Description of the task
Make a tally of the lines in the records that include the string "text", and give only that number.

──────── Working data ────────

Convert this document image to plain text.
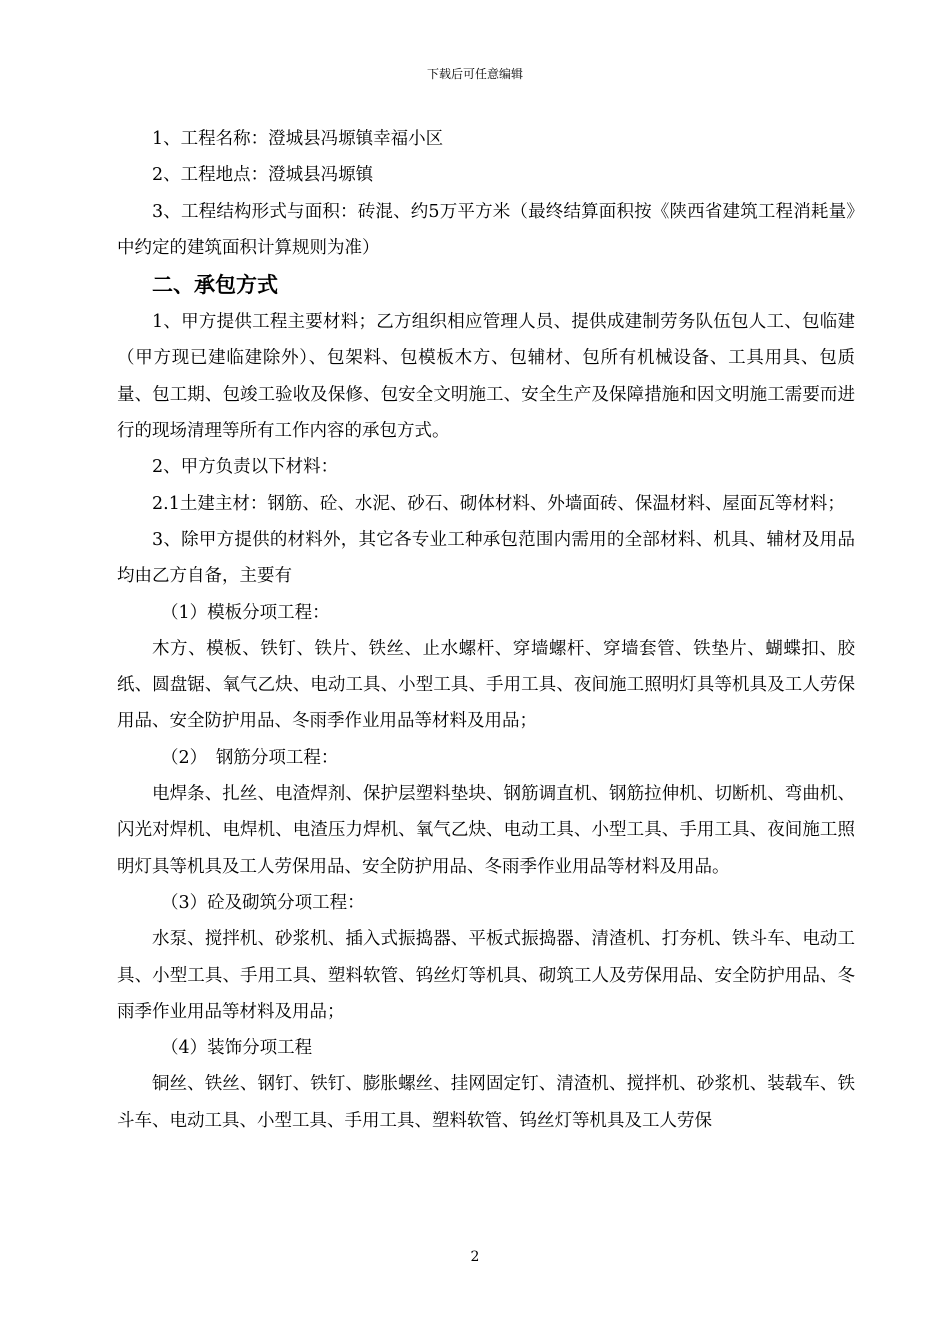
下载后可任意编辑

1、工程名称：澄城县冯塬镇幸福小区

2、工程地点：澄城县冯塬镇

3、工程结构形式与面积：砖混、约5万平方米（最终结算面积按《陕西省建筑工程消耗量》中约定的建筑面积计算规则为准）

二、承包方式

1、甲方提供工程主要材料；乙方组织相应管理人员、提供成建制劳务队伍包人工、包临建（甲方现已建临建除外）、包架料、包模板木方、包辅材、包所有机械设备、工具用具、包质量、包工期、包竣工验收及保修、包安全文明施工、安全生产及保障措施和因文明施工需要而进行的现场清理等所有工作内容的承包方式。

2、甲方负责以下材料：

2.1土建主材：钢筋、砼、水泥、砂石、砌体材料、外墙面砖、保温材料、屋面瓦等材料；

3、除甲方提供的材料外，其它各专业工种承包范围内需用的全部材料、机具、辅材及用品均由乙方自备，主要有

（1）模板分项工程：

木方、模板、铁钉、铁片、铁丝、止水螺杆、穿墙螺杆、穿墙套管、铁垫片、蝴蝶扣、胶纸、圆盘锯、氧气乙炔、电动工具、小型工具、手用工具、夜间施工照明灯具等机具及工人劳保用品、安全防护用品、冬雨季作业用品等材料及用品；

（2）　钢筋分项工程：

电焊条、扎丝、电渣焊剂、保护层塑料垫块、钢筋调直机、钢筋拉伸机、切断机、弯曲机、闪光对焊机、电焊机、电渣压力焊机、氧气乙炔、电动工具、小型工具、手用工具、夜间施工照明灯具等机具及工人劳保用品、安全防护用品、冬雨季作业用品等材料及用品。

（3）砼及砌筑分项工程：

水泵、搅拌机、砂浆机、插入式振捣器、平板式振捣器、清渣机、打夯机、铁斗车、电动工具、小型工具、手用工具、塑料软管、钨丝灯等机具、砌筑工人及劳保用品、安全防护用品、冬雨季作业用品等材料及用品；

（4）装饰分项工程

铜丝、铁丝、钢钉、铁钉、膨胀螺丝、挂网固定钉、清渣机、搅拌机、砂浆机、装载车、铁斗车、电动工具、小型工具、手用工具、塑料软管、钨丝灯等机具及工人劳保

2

────────
──────── Working data ────────

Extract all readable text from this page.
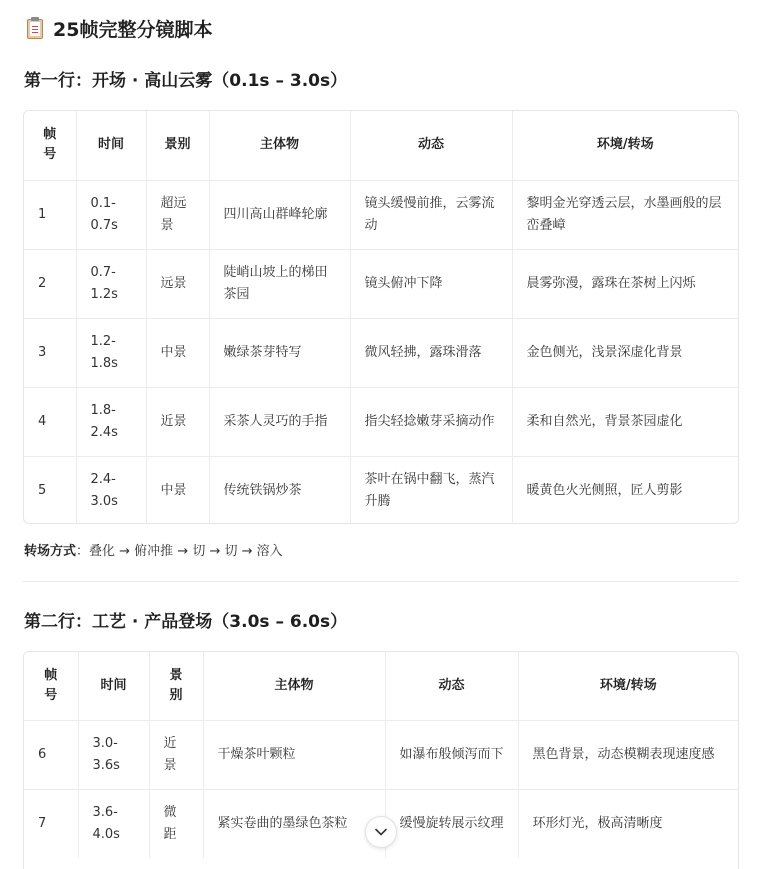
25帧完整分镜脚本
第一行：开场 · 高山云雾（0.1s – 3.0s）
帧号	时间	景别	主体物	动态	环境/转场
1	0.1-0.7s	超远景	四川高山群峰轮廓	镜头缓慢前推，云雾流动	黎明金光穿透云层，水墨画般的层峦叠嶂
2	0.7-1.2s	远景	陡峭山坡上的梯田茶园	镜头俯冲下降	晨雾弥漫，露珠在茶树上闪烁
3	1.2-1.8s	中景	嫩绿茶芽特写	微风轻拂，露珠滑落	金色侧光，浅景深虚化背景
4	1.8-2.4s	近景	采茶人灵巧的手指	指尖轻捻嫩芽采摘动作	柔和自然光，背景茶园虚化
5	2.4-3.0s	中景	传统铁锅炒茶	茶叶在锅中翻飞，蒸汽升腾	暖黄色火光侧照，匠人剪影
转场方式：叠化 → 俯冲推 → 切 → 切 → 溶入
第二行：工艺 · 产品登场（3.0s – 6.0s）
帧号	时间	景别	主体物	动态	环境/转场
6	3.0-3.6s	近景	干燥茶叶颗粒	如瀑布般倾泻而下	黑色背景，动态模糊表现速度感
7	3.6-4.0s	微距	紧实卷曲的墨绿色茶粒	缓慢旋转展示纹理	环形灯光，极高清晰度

────────

Answer below
2